BEGIN Available records

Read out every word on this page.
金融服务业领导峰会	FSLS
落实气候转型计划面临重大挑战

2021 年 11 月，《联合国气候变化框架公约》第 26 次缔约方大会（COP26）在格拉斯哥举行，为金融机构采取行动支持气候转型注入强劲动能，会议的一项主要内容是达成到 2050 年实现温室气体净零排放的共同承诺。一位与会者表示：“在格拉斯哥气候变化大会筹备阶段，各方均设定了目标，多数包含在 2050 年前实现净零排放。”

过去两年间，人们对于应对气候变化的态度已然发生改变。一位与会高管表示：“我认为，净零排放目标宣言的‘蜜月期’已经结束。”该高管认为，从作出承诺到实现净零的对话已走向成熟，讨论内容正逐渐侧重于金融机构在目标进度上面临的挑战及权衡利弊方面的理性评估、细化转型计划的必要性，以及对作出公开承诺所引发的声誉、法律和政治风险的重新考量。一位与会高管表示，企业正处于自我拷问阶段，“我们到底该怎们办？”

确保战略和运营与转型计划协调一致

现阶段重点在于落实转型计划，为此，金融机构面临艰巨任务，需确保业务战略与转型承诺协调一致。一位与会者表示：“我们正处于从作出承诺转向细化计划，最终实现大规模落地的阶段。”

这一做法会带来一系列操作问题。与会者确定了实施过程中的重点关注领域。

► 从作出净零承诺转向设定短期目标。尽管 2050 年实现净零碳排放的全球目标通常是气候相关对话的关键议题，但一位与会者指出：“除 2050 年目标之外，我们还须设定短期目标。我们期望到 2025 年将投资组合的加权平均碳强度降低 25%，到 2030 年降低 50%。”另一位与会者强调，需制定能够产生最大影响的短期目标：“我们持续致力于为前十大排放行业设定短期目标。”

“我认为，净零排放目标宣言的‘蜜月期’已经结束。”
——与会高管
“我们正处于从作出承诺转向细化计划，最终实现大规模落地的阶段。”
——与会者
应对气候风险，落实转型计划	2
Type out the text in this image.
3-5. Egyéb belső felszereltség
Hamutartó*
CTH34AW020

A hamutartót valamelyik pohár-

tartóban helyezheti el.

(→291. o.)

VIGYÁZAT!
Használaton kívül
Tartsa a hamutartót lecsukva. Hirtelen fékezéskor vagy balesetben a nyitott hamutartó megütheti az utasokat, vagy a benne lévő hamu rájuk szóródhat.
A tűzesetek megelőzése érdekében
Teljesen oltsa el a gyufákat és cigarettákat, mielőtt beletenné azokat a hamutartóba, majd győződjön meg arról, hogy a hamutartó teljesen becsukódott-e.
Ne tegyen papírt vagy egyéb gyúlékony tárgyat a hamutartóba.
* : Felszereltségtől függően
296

END Available records

* _Work to be completed_:
Write the material out exactly, with nothing left out.

* _Exercise response_:
Read out every word on this page.
金融服务业领导峰会	FSLS
落实气候转型计划面临重大挑战

2021 年 11 月，《联合国气候变化框架公约》第 26 次缔约方大会（COP26）在格拉斯哥举行，为金融机构采取行动支持气候转型注入强劲动能，会议的一项主要内容是达成到 2050 年实现温室气体净零排放的共同承诺。一位与会者表示：“在格拉斯哥气候变化大会筹备阶段，各方均设定了目标，多数包含在 2050 年前实现净零排放。”

过去两年间，人们对于应对气候变化的态度已然发生改变。一位与会高管表示：“我认为，净零排放目标宣言的‘蜜月期’已经结束。”该高管认为，从作出承诺到实现净零的对话已走向成熟，讨论内容正逐渐侧重于金融机构在目标进度上面临的挑战及权衡利弊方面的理性评估、细化转型计划的必要性，以及对作出公开承诺所引发的声誉、法律和政治风险的重新考量。一位与会高管表示，企业正处于自我拷问阶段，“我们到底该怎们办？”

确保战略和运营与转型计划协调一致

现阶段重点在于落实转型计划，为此，金融机构面临艰巨任务，需确保业务战略与转型承诺协调一致。一位与会者表示：“我们正处于从作出承诺转向细化计划，最终实现大规模落地的阶段。”

这一做法会带来一系列操作问题。与会者确定了实施过程中的重点关注领域。

► 从作出净零承诺转向设定短期目标。尽管 2050 年实现净零碳排放的全球目标通常是气候相关对话的关键议题，但一位与会者指出：“除 2050 年目标之外，我们还须设定短期目标。我们期望到 2025 年将投资组合的加权平均碳强度降低 25%，到 2030 年降低 50%。”另一位与会者强调，需制定能够产生最大影响的短期目标：“我们持续致力于为前十大排放行业设定短期目标。”

“我认为，净零排放目标宣言的‘蜜月期’已经结束。”
——与会高管
“我们正处于从作出承诺转向细化计划，最终实现大规模落地的阶段。”
——与会者
应对气候风险，落实转型计划	2
Type out the text in this image.
3-5. Egyéb belső felszereltség
Hamutartó*
CTH34AW020

A hamutartót valamelyik pohár-

tartóban helyezheti el.

(→291. o.)

VIGYÁZAT!
Használaton kívül
Tartsa a hamutartót lecsukva. Hirtelen fékezéskor vagy balesetben a nyitott hamutartó megütheti az utasokat, vagy a benne lévő hamu rájuk szóródhat.
A tűzesetek megelőzése érdekében
Teljesen oltsa el a gyufákat és cigarettákat, mielőtt beletenné azokat a hamutartóba, majd győződjön meg arról, hogy a hamutartó teljesen becsukódott-e.
Ne tegyen papírt vagy egyéb gyúlékony tárgyat a hamutartóba.
* : Felszereltségtől függően
296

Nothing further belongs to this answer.